[Dataset records]
■ ■ ■

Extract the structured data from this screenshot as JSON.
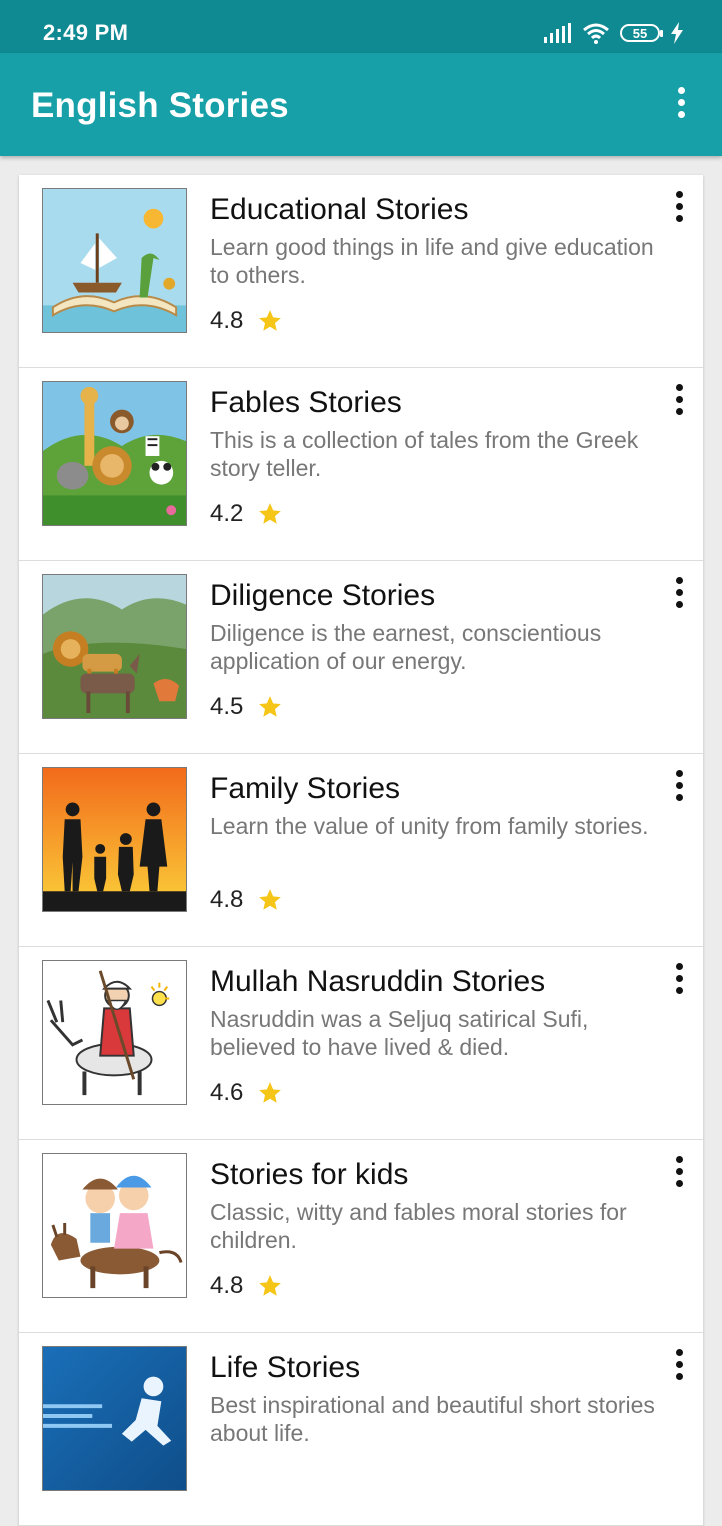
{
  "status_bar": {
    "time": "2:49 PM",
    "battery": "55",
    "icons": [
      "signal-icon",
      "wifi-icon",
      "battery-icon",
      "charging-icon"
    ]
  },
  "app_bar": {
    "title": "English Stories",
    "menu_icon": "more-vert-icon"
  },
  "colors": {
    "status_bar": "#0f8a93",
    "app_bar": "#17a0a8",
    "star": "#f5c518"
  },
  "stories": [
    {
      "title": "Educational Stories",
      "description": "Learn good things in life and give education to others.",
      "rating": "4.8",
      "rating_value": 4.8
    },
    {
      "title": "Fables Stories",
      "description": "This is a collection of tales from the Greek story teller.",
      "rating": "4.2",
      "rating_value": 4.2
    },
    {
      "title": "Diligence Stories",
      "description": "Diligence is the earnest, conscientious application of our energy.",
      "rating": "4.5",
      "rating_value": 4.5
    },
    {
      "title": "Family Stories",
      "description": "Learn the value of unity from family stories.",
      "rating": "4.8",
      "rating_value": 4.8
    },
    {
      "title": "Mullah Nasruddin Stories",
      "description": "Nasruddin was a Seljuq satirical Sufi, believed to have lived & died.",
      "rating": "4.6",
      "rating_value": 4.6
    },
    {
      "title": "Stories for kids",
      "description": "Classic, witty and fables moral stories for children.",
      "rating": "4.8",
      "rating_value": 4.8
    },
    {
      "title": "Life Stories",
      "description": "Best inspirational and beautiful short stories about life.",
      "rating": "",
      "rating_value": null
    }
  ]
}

■ ■ ■

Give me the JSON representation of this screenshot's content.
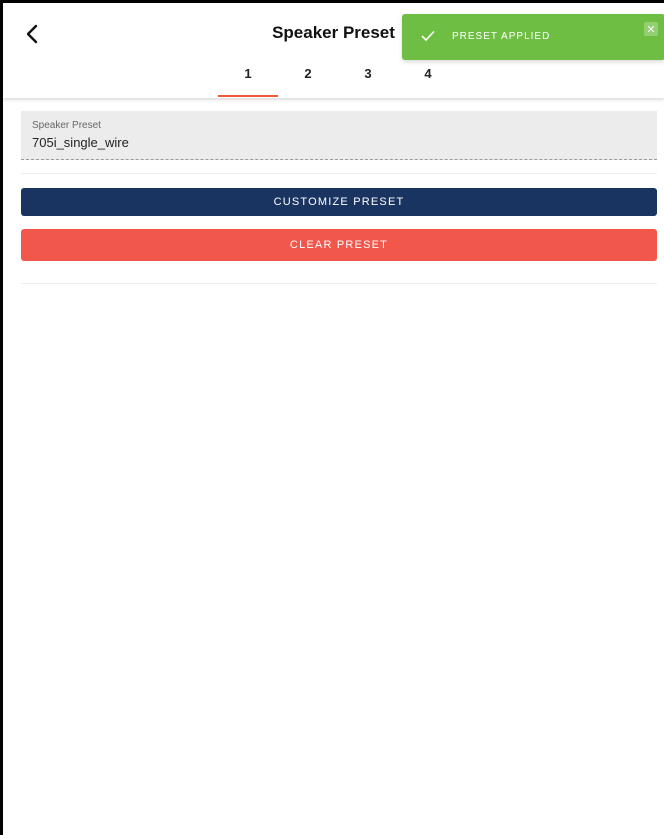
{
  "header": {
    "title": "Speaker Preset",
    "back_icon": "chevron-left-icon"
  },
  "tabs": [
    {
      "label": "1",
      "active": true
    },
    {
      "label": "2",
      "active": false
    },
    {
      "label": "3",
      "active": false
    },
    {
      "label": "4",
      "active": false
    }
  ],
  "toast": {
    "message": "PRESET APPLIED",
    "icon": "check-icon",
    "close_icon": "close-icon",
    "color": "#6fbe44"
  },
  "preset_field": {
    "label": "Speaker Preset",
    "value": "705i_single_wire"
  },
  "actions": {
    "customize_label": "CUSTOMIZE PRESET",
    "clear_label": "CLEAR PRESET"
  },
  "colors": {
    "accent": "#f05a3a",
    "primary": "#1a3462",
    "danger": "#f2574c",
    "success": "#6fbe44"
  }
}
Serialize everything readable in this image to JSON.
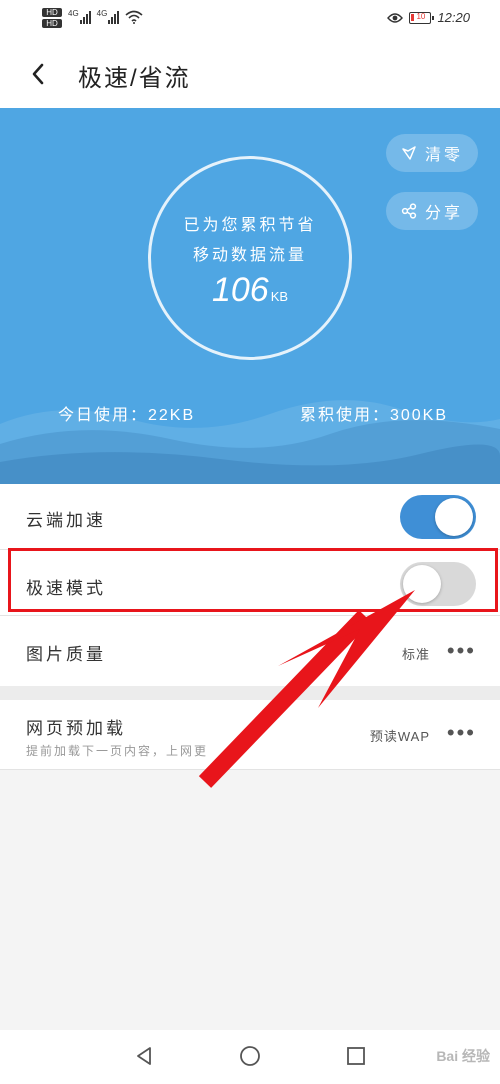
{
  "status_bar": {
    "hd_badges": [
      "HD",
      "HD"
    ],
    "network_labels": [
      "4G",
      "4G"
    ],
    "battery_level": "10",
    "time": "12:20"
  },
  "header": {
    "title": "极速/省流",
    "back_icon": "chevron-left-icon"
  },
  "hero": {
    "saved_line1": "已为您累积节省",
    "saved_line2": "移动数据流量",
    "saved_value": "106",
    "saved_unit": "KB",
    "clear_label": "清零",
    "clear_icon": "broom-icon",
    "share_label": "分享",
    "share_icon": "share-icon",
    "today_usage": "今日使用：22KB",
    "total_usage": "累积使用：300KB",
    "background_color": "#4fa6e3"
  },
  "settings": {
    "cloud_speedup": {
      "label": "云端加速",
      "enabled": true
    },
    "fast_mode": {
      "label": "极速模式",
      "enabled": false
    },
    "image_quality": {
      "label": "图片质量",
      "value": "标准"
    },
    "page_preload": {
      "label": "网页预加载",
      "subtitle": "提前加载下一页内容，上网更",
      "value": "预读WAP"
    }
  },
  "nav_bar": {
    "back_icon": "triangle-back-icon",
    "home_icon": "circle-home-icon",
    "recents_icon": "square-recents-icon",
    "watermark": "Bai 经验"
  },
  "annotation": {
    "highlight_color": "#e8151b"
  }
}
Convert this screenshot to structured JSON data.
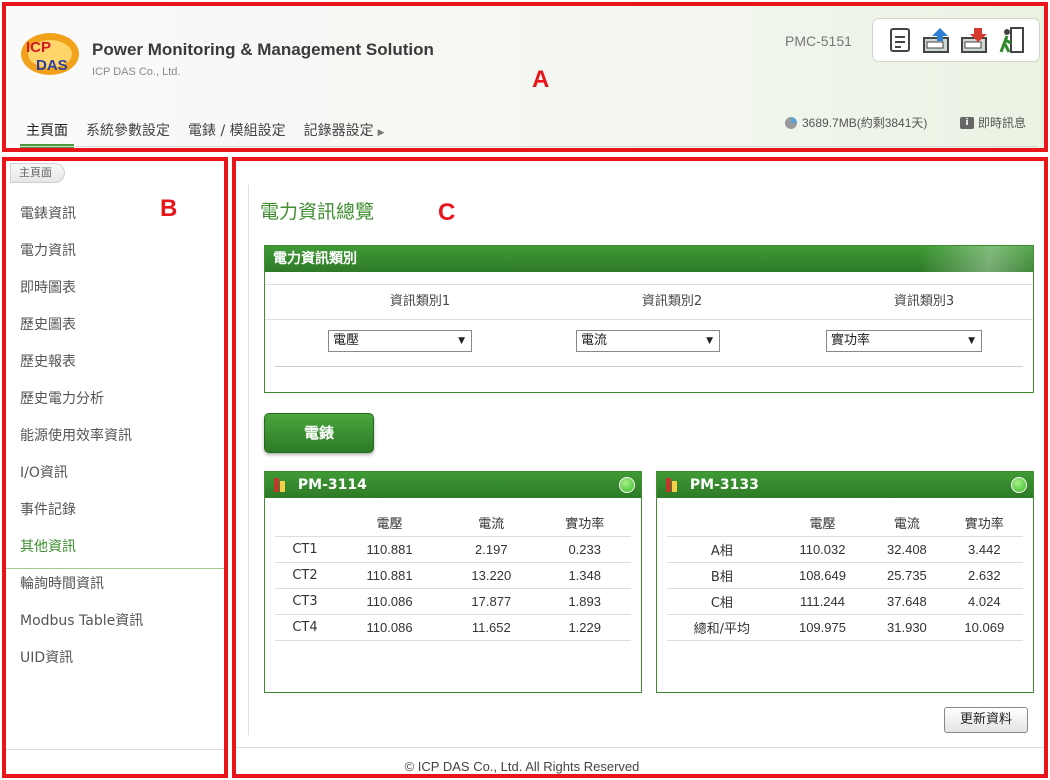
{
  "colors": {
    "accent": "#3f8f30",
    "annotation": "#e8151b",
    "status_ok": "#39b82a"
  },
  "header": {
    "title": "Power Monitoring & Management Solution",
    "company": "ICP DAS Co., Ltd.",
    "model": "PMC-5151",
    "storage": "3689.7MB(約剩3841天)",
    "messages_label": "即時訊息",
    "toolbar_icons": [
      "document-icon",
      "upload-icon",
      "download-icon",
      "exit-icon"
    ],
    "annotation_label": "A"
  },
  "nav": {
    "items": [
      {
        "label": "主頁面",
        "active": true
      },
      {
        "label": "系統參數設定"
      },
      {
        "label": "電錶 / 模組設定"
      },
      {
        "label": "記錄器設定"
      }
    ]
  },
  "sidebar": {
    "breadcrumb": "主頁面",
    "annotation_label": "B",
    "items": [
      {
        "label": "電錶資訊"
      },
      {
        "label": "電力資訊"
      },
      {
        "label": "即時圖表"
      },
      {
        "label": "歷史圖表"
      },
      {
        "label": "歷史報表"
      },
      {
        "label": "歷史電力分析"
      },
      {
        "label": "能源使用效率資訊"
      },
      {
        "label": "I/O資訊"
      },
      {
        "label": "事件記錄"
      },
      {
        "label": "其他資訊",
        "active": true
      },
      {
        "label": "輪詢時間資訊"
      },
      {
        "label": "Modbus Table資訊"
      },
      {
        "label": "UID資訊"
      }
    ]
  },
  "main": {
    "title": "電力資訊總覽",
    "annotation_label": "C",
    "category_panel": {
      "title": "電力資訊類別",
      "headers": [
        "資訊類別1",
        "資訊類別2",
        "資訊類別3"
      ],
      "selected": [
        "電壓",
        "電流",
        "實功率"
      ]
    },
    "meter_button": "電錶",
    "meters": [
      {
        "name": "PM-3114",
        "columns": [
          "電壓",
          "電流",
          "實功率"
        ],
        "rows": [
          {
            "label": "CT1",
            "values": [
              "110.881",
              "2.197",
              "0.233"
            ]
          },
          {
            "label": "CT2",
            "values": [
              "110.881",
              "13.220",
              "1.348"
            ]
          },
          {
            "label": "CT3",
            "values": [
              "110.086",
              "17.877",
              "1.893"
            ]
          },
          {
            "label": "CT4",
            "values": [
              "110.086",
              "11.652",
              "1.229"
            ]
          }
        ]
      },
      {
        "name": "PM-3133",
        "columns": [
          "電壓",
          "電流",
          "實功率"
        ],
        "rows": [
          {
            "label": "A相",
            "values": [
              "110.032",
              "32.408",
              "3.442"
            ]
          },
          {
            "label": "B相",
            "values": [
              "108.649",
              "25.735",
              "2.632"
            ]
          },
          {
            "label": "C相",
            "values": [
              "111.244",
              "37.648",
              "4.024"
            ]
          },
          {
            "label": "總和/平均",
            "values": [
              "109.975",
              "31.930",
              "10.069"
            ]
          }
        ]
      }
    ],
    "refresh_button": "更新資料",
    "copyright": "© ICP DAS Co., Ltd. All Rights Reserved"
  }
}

■ ■ ■

**Goal**
From the entries above, pull out each line that includes "true".

**Solution to the exercise**
      "active": true
      "enabled": true
        "active": true
        "active": true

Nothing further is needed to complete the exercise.